RECORDS FOR PROCESSING:

☆ ☆ ☆

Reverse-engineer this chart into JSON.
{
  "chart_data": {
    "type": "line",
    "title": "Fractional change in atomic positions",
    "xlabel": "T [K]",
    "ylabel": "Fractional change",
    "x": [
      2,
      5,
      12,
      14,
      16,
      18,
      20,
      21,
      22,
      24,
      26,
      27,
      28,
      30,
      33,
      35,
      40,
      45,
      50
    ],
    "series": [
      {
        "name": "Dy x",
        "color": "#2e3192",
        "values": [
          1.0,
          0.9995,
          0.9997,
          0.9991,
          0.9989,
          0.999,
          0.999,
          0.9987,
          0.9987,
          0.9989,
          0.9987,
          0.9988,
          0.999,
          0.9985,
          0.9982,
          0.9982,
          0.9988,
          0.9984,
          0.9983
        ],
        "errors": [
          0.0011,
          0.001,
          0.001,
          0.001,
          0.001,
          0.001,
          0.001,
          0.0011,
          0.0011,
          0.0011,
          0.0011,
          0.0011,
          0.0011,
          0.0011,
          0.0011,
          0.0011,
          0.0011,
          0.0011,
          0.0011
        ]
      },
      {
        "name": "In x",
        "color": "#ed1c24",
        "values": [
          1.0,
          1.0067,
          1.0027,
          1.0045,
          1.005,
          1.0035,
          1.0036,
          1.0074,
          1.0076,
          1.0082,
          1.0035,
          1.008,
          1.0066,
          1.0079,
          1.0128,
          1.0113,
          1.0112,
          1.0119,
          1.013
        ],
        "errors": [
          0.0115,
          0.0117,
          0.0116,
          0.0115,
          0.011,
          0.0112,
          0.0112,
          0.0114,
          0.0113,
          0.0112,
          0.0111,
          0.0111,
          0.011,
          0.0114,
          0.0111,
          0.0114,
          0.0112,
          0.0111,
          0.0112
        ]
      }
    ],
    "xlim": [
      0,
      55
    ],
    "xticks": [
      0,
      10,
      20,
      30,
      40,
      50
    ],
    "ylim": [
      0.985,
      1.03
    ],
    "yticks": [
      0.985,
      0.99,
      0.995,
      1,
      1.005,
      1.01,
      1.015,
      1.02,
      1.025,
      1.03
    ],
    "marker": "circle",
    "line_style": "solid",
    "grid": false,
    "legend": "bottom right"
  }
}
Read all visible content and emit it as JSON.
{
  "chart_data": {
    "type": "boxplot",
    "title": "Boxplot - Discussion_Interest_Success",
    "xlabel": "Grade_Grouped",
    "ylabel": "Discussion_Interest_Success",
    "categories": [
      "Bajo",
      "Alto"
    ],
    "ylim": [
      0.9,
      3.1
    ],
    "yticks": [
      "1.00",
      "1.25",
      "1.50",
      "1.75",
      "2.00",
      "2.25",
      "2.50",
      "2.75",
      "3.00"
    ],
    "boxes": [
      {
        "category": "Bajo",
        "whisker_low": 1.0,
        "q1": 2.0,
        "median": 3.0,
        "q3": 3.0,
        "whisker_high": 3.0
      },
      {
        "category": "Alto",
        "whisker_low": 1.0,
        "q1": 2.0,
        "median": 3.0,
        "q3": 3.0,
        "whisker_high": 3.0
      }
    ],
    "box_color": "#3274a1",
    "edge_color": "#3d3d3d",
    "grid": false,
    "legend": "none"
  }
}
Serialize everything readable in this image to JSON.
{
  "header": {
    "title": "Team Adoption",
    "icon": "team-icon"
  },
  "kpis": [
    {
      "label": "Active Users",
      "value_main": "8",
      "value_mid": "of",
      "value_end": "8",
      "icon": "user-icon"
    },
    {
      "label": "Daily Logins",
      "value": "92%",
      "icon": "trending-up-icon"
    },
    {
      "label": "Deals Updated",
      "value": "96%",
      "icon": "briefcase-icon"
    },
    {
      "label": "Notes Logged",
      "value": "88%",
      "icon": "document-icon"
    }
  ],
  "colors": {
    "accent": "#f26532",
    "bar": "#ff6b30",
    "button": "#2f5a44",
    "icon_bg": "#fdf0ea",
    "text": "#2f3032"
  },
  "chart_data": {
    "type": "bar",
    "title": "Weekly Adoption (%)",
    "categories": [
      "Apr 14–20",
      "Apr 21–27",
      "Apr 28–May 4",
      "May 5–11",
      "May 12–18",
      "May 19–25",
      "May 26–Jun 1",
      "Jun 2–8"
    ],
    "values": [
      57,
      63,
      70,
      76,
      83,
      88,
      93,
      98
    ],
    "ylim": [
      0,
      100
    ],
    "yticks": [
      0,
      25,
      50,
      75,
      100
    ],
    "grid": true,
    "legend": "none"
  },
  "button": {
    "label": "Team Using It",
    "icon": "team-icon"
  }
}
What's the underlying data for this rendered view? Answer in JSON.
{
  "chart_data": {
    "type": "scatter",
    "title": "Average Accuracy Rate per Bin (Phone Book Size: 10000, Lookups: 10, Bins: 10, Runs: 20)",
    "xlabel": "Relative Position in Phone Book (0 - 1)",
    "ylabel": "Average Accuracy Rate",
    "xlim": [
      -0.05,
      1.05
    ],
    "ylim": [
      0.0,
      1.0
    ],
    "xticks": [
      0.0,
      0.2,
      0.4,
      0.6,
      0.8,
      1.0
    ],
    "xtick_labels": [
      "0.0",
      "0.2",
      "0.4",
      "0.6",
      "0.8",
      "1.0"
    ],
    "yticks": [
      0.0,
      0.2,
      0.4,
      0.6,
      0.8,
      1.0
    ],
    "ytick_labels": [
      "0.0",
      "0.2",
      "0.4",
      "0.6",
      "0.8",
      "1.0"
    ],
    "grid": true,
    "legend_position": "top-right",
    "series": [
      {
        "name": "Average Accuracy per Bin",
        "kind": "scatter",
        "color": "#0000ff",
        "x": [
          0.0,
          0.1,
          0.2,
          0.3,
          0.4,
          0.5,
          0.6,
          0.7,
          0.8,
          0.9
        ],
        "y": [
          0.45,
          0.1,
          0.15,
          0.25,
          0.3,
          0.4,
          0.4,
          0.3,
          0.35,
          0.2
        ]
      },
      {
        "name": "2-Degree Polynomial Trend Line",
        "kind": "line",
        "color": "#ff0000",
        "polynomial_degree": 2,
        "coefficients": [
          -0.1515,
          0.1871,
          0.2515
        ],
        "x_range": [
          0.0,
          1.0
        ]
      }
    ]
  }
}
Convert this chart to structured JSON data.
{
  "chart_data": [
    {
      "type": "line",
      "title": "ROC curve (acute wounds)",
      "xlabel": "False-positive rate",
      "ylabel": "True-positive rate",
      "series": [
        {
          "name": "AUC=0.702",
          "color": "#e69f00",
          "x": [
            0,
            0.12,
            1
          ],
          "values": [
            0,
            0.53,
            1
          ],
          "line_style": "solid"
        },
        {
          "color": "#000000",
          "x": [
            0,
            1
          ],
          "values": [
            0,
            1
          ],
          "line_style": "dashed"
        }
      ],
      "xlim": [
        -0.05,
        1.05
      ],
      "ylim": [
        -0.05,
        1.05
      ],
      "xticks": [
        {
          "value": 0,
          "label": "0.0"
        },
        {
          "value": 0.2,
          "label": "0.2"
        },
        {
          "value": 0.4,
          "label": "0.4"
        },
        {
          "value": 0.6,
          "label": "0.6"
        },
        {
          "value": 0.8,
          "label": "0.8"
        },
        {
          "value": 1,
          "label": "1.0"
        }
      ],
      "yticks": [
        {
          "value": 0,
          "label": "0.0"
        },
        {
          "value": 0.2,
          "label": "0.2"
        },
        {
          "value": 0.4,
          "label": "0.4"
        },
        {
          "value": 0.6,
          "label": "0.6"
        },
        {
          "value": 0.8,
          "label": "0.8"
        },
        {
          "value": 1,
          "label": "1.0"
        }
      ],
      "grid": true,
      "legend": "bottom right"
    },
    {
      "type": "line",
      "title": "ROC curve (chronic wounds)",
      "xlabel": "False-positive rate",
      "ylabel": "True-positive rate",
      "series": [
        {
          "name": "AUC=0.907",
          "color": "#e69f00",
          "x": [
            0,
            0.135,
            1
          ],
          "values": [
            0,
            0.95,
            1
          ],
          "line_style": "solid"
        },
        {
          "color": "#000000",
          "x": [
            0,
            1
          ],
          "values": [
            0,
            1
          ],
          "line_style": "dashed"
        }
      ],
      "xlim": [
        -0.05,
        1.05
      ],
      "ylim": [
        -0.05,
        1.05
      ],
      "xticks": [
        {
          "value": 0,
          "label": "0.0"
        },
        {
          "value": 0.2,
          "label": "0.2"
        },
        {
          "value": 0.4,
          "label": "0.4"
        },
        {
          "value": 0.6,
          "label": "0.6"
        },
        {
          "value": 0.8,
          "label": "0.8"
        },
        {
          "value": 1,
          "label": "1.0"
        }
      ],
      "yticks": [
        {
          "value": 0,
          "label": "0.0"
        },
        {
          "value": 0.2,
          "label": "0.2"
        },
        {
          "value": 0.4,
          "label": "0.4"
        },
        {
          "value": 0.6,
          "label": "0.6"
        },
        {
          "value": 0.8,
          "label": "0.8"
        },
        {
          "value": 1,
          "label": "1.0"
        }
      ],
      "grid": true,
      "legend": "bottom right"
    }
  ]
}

☆ ☆ ☆

YOUR OBJECTIVE:
Copy all lines in the listing above where the string "title" appears.

IN RESPONSE:
    "title": "Fractional change in atomic positions",
    "title": "Boxplot - Discussion_Interest_Success",
    "title": "Team Adoption",
    "title": "Weekly Adoption (%)",
    "title": "Average Accuracy Rate per Bin (Phone Book Size: 10000, Lookups: 10, Bins: 10, Runs: 20)",
      "title": "ROC curve (acute wounds)",
      "title": "ROC curve (chronic wounds)",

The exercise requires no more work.